• _TASK DETAILS_
Leave the pictures out and print every record below exactly as it stands.

• _Data items_
_ _ _ _ _

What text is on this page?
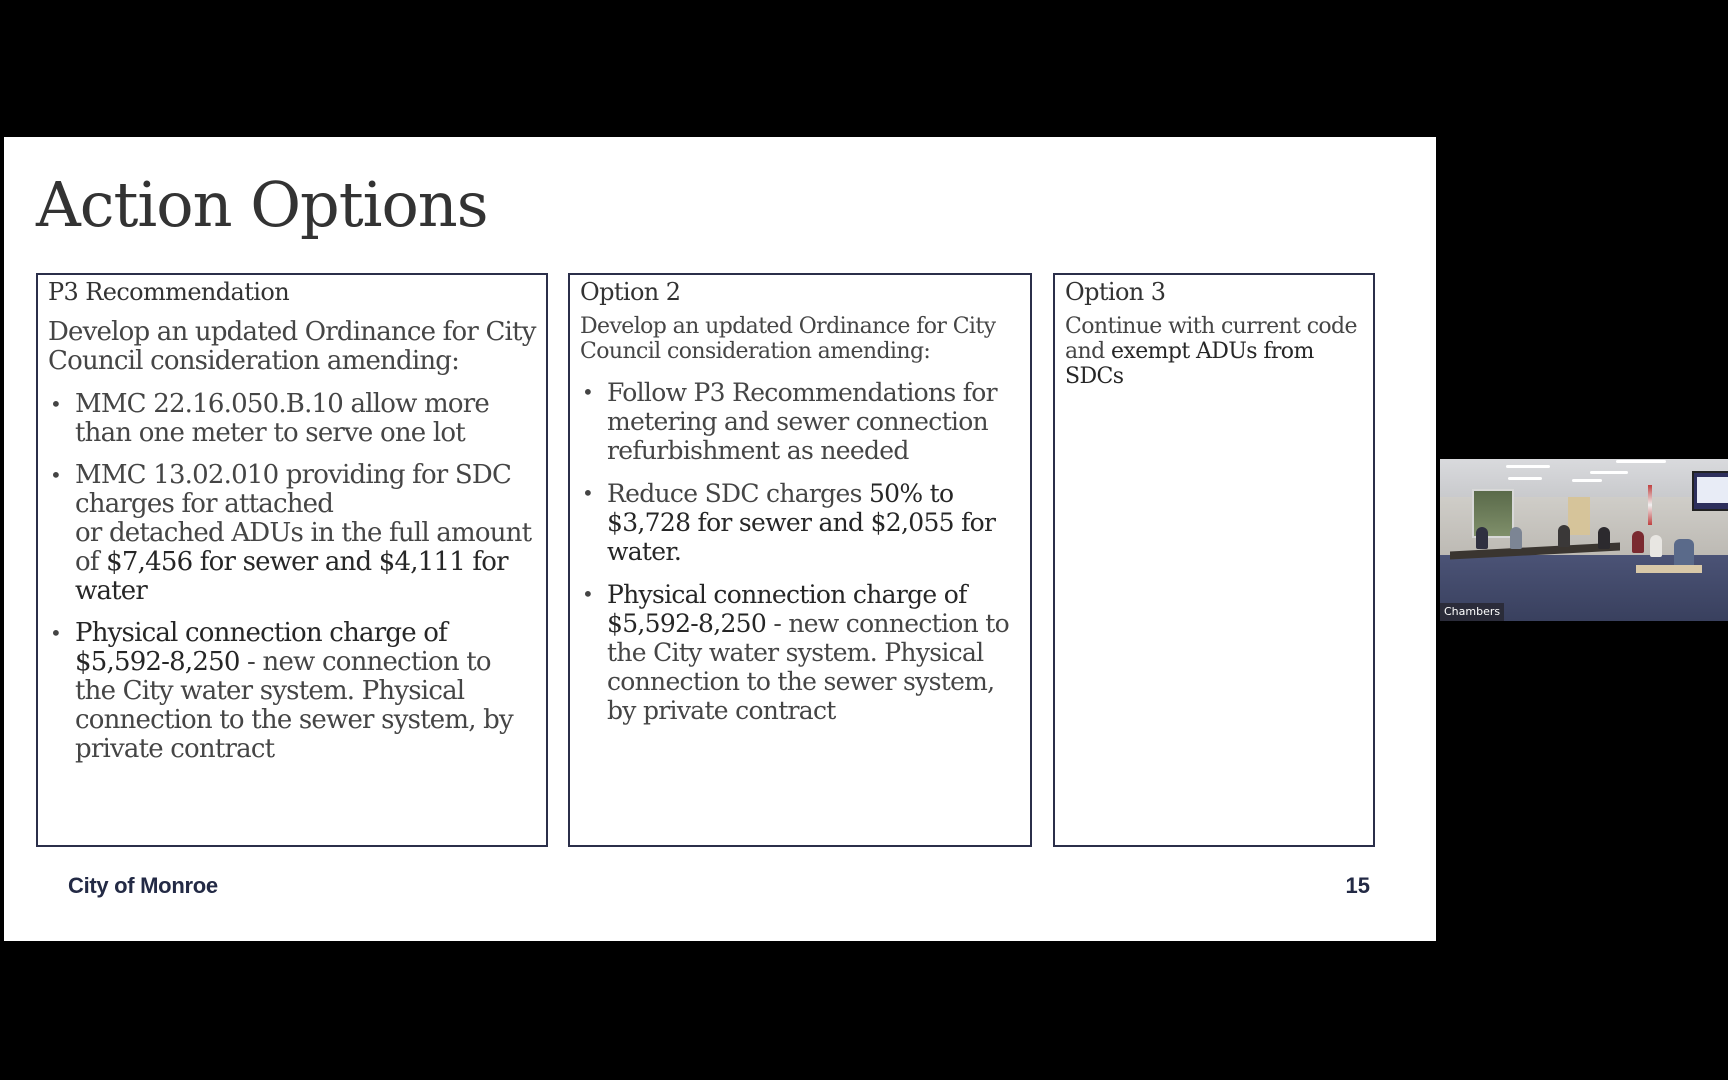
Action Options
P3 Recommendation
Develop an updated Ordinance for City Council consideration amending:
• MMC 22.16.050.B.10 allow more than one meter to serve one lot
• MMC 13.02.010 providing for SDC charges for attached
or detached ADUs in the full amount of $7,456 for sewer and $4,111 for water
• Physical connection charge of $5,592-8,250 - new connection to the City water system. Physical connection to the sewer system, by private contract
Option 2
Develop an updated Ordinance for City Council consideration amending:
• Follow P3 Recommendations for metering and sewer connection refurbishment as needed
• Reduce SDC charges 50% to $3,728 for sewer and $2,055 for water.
• Physical connection charge of $5,592-8,250 - new connection to the City water system. Physical connection to the sewer system, by private contract
Option 3
Continue with current code and exempt ADUs from SDCs
City of Monroe	15
Chambers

_ _ _ _ _

• _OUTPUT_
What text is on this page?
Action Options
P3 Recommendation
Develop an updated Ordinance for City Council consideration amending:
• MMC 22.16.050.B.10 allow more than one meter to serve one lot
• MMC 13.02.010 providing for SDC charges for attached
or detached ADUs in the full amount of $7,456 for sewer and $4,111 for water
• Physical connection charge of $5,592-8,250 - new connection to the City water system. Physical connection to the sewer system, by private contract
Option 2
Develop an updated Ordinance for City Council consideration amending:
• Follow P3 Recommendations for metering and sewer connection refurbishment as needed
• Reduce SDC charges 50% to $3,728 for sewer and $2,055 for water.
• Physical connection charge of $5,592-8,250 - new connection to the City water system. Physical connection to the sewer system, by private contract
Option 3
Continue with current code and exempt ADUs from SDCs
City of Monroe	15
Chambers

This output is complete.